» What needs to be done
Write out word for word each line from the one containing "Output a JSON" through the close of the listing, including both ends. Pictures do not belong in the copy.
::::::::
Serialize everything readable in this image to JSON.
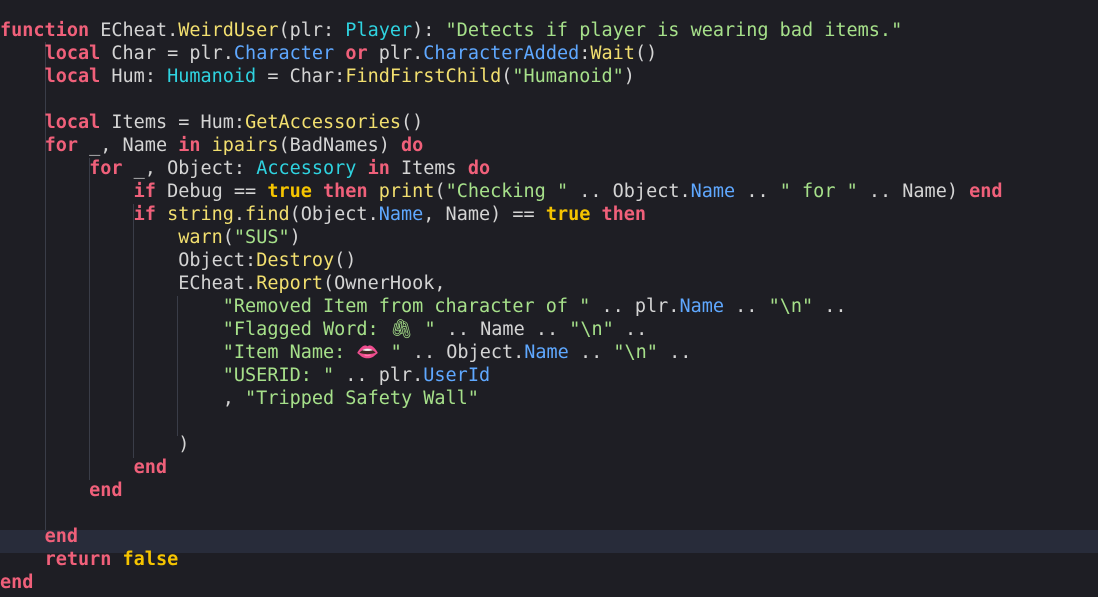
{
  "editor": {
    "colors": {
      "background": "#1e1e24",
      "keyword": "#f0607a",
      "boolean": "#f5c400",
      "string": "#a6e08a",
      "function": "#f2df6f",
      "type": "#2fd3e0",
      "property": "#5fa8ff",
      "text": "#d4d4d4"
    },
    "current_line": 24,
    "lines": [
      [
        [
          "kw",
          "function"
        ],
        [
          "txt",
          " ECheat."
        ],
        [
          "fn",
          "WeirdUser"
        ],
        [
          "txt",
          "(plr: "
        ],
        [
          "type",
          "Player"
        ],
        [
          "txt",
          "): "
        ],
        [
          "str",
          "\"Detects if player is wearing bad items.\""
        ]
      ],
      [
        [
          "txt",
          "    "
        ],
        [
          "kw",
          "local"
        ],
        [
          "txt",
          " Char = plr."
        ],
        [
          "prop",
          "Character"
        ],
        [
          "txt",
          " "
        ],
        [
          "kw",
          "or"
        ],
        [
          "txt",
          " plr."
        ],
        [
          "prop",
          "CharacterAdded"
        ],
        [
          "txt",
          ":"
        ],
        [
          "fn",
          "Wait"
        ],
        [
          "txt",
          "()"
        ]
      ],
      [
        [
          "txt",
          "    "
        ],
        [
          "kw",
          "local"
        ],
        [
          "txt",
          " Hum: "
        ],
        [
          "type",
          "Humanoid"
        ],
        [
          "txt",
          " = Char:"
        ],
        [
          "fn",
          "FindFirstChild"
        ],
        [
          "txt",
          "("
        ],
        [
          "str",
          "\"Humanoid\""
        ],
        [
          "txt",
          ")"
        ]
      ],
      [],
      [
        [
          "txt",
          "    "
        ],
        [
          "kw",
          "local"
        ],
        [
          "txt",
          " Items = Hum:"
        ],
        [
          "fn",
          "GetAccessories"
        ],
        [
          "txt",
          "()"
        ]
      ],
      [
        [
          "txt",
          "    "
        ],
        [
          "kw",
          "for"
        ],
        [
          "txt",
          " _, Name "
        ],
        [
          "kw",
          "in"
        ],
        [
          "txt",
          " "
        ],
        [
          "fn",
          "ipairs"
        ],
        [
          "txt",
          "(BadNames) "
        ],
        [
          "kw",
          "do"
        ]
      ],
      [
        [
          "txt",
          "        "
        ],
        [
          "kw",
          "for"
        ],
        [
          "txt",
          " _, Object: "
        ],
        [
          "type",
          "Accessory"
        ],
        [
          "txt",
          " "
        ],
        [
          "kw",
          "in"
        ],
        [
          "txt",
          " Items "
        ],
        [
          "kw",
          "do"
        ]
      ],
      [
        [
          "txt",
          "            "
        ],
        [
          "kw",
          "if"
        ],
        [
          "txt",
          " Debug == "
        ],
        [
          "bool",
          "true"
        ],
        [
          "txt",
          " "
        ],
        [
          "kw",
          "then"
        ],
        [
          "txt",
          " "
        ],
        [
          "fn",
          "print"
        ],
        [
          "txt",
          "("
        ],
        [
          "str",
          "\"Checking \""
        ],
        [
          "txt",
          " .. Object."
        ],
        [
          "prop",
          "Name"
        ],
        [
          "txt",
          " .. "
        ],
        [
          "str",
          "\" for \""
        ],
        [
          "txt",
          " .. Name) "
        ],
        [
          "kw",
          "end"
        ]
      ],
      [
        [
          "txt",
          "            "
        ],
        [
          "kw",
          "if"
        ],
        [
          "txt",
          " "
        ],
        [
          "fn",
          "string"
        ],
        [
          "txt",
          "."
        ],
        [
          "fn",
          "find"
        ],
        [
          "txt",
          "(Object."
        ],
        [
          "prop",
          "Name"
        ],
        [
          "txt",
          ", Name) == "
        ],
        [
          "bool",
          "true"
        ],
        [
          "txt",
          " "
        ],
        [
          "kw",
          "then"
        ]
      ],
      [
        [
          "txt",
          "                "
        ],
        [
          "fn",
          "warn"
        ],
        [
          "txt",
          "("
        ],
        [
          "str",
          "\"SUS\""
        ],
        [
          "txt",
          ")"
        ]
      ],
      [
        [
          "txt",
          "                Object:"
        ],
        [
          "fn",
          "Destroy"
        ],
        [
          "txt",
          "()"
        ]
      ],
      [
        [
          "txt",
          "                ECheat."
        ],
        [
          "fn",
          "Report"
        ],
        [
          "txt",
          "(OwnerHook,"
        ]
      ],
      [
        [
          "txt",
          "                    "
        ],
        [
          "str",
          "\"Removed Item from character of \""
        ],
        [
          "txt",
          " .. plr."
        ],
        [
          "prop",
          "Name"
        ],
        [
          "txt",
          " .. "
        ],
        [
          "str",
          "\"\\n\""
        ],
        [
          "txt",
          " .."
        ]
      ],
      [
        [
          "txt",
          "                    "
        ],
        [
          "str",
          "\"Flagged Word: 🖇 \""
        ],
        [
          "txt",
          " .. Name .. "
        ],
        [
          "str",
          "\"\\n\""
        ],
        [
          "txt",
          " .."
        ]
      ],
      [
        [
          "txt",
          "                    "
        ],
        [
          "str",
          "\"Item Name: 👄 \""
        ],
        [
          "txt",
          " .. Object."
        ],
        [
          "prop",
          "Name"
        ],
        [
          "txt",
          " .. "
        ],
        [
          "str",
          "\"\\n\""
        ],
        [
          "txt",
          " .."
        ]
      ],
      [
        [
          "txt",
          "                    "
        ],
        [
          "str",
          "\"USERID: \""
        ],
        [
          "txt",
          " .. plr."
        ],
        [
          "prop",
          "UserId"
        ]
      ],
      [
        [
          "txt",
          "                    , "
        ],
        [
          "str",
          "\"Tripped Safety Wall\""
        ]
      ],
      [],
      [
        [
          "txt",
          "                )"
        ]
      ],
      [
        [
          "txt",
          "            "
        ],
        [
          "kw",
          "end"
        ]
      ],
      [
        [
          "txt",
          "        "
        ],
        [
          "kw",
          "end"
        ]
      ],
      [],
      [
        [
          "txt",
          "    "
        ],
        [
          "kw",
          "end"
        ]
      ],
      [
        [
          "txt",
          "    "
        ],
        [
          "kw",
          "return"
        ],
        [
          "txt",
          " "
        ],
        [
          "bool",
          "false"
        ]
      ],
      [
        [
          "kw",
          "end"
        ]
      ]
    ]
  }
}
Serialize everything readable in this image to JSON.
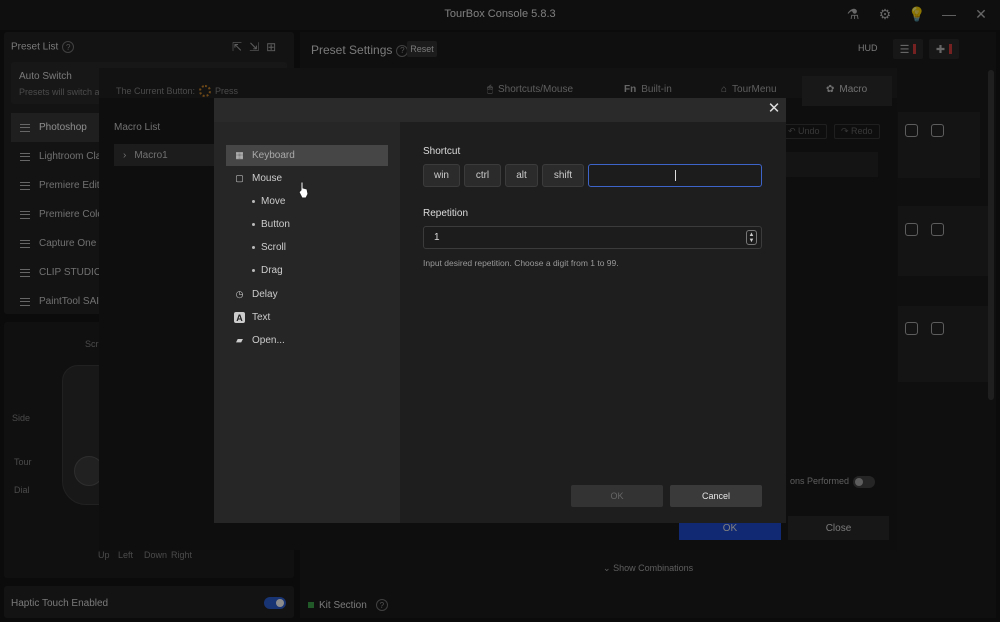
{
  "window": {
    "title": "TourBox Console 5.8.3"
  },
  "left": {
    "preset_list_label": "Preset List",
    "help": "?",
    "auto_switch_title": "Auto Switch",
    "auto_switch_desc": "Presets will switch a",
    "presets": [
      "Photoshop",
      "Lightroom Clas",
      "Premiere Editi",
      "Premiere Color",
      "Capture One",
      "CLIP STUDIO P",
      "PaintTool SAI 1"
    ],
    "device_labels": {
      "scroll": "Scr",
      "side": "Side",
      "tour": "Tour",
      "dial": "Dial",
      "up": "Up",
      "left": "Left",
      "down": "Down",
      "right": "Right"
    },
    "haptic_label": "Haptic Touch Enabled"
  },
  "right": {
    "preset_settings": "Preset Settings",
    "reset": "Reset",
    "hud": "HUD",
    "tabs": [
      "Shortcuts/Mouse",
      "Built-in",
      "TourMenu",
      "Macro"
    ],
    "undo": "Undo",
    "redo": "Redo",
    "show_combinations": "Show Combinations",
    "kit_section": "Kit Section"
  },
  "macro_bg": {
    "current_button": "The Current Button:",
    "press": "Press",
    "macro_list_title": "Macro List",
    "macro_items": [
      "Macro1"
    ],
    "performed": "ons Performed",
    "ok": "OK",
    "close": "Close"
  },
  "dialog": {
    "actions": {
      "keyboard": "Keyboard",
      "mouse": "Mouse",
      "move": "Move",
      "button": "Button",
      "scroll": "Scroll",
      "drag": "Drag",
      "delay": "Delay",
      "text": "Text",
      "open": "Open..."
    },
    "shortcut_label": "Shortcut",
    "keys": [
      "win",
      "ctrl",
      "alt",
      "shift"
    ],
    "shortcut_value": "",
    "repetition_label": "Repetition",
    "repetition_value": "1",
    "hint": "Input desired repetition. Choose a digit from 1 to 99.",
    "ok": "OK",
    "cancel": "Cancel"
  },
  "colors": {
    "accent": "#1f4ad0",
    "input_focus": "#3d64c9",
    "alert": "#d63c3c",
    "kit_dot": "#3fa24a"
  }
}
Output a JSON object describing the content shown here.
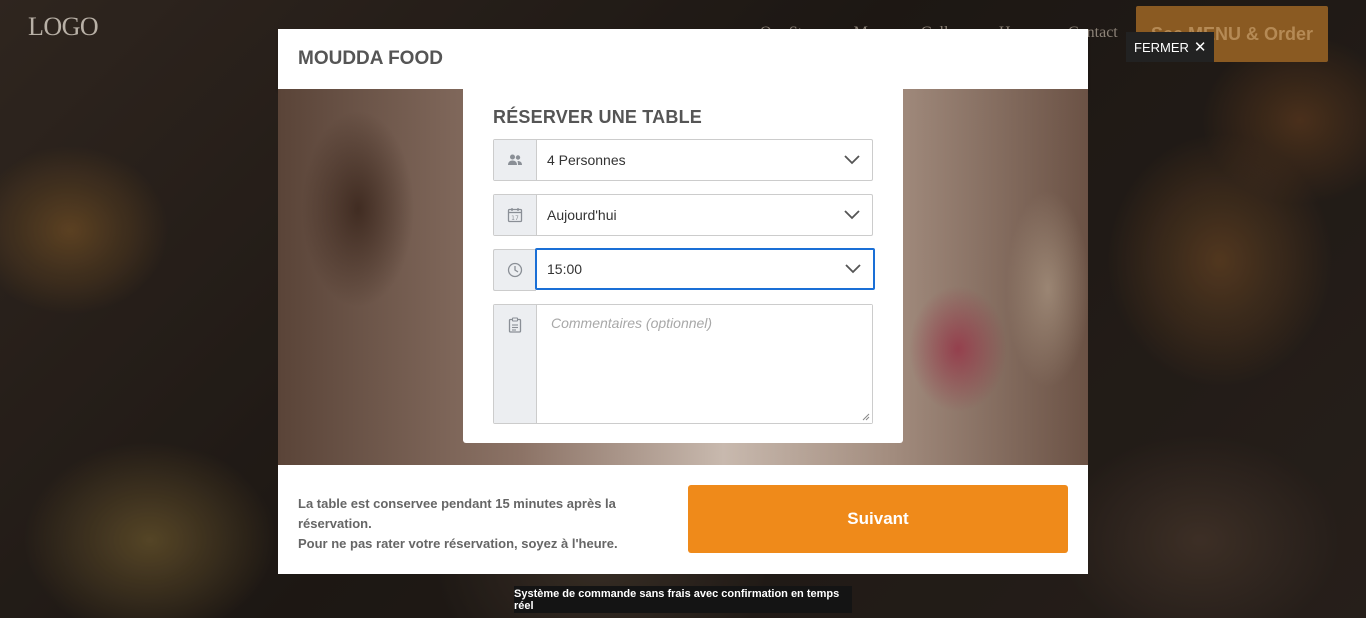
{
  "site": {
    "logo": "LOGO",
    "nav_links": [
      "Our Story",
      "Menu",
      "Gallery",
      "Hours",
      "Contact"
    ],
    "cta": "See MENU & Order"
  },
  "modal": {
    "title": "MOUDDA FOOD",
    "close_label": "FERMER",
    "form_heading": "RÉSERVER UNE TABLE",
    "fields": {
      "guests": {
        "value": "4 Personnes",
        "icon": "people-icon"
      },
      "date": {
        "value": "Aujourd'hui",
        "icon": "calendar-icon"
      },
      "time": {
        "value": "15:00",
        "icon": "clock-icon"
      },
      "comments": {
        "placeholder": "Commentaires (optionnel)",
        "icon": "clipboard-icon"
      }
    },
    "footer_note_line1": "La table est conservee pendant 15 minutes après la réservation.",
    "footer_note_line2": "Pour ne pas rater votre réservation, soyez à l'heure.",
    "next_label": "Suivant"
  },
  "tooltip": "Système de commande sans frais avec confirmation en temps réel",
  "colors": {
    "accent": "#ef8a1a",
    "focus": "#1a6fd6",
    "close_bg": "#222222"
  }
}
::::::::
» Expected output
Output a JSON object describing the content shown here.
{
  "site": {
    "logo": "LOGO",
    "nav_links": [
      "Our Story",
      "Menu",
      "Gallery",
      "Hours",
      "Contact"
    ],
    "cta": "See MENU & Order"
  },
  "modal": {
    "title": "MOUDDA FOOD",
    "close_label": "FERMER",
    "form_heading": "RÉSERVER UNE TABLE",
    "fields": {
      "guests": {
        "value": "4 Personnes",
        "icon": "people-icon"
      },
      "date": {
        "value": "Aujourd'hui",
        "icon": "calendar-icon"
      },
      "time": {
        "value": "15:00",
        "icon": "clock-icon"
      },
      "comments": {
        "placeholder": "Commentaires (optionnel)",
        "icon": "clipboard-icon"
      }
    },
    "footer_note_line1": "La table est conservee pendant 15 minutes après la réservation.",
    "footer_note_line2": "Pour ne pas rater votre réservation, soyez à l'heure.",
    "next_label": "Suivant"
  },
  "tooltip": "Système de commande sans frais avec confirmation en temps réel",
  "colors": {
    "accent": "#ef8a1a",
    "focus": "#1a6fd6",
    "close_bg": "#222222"
  }
}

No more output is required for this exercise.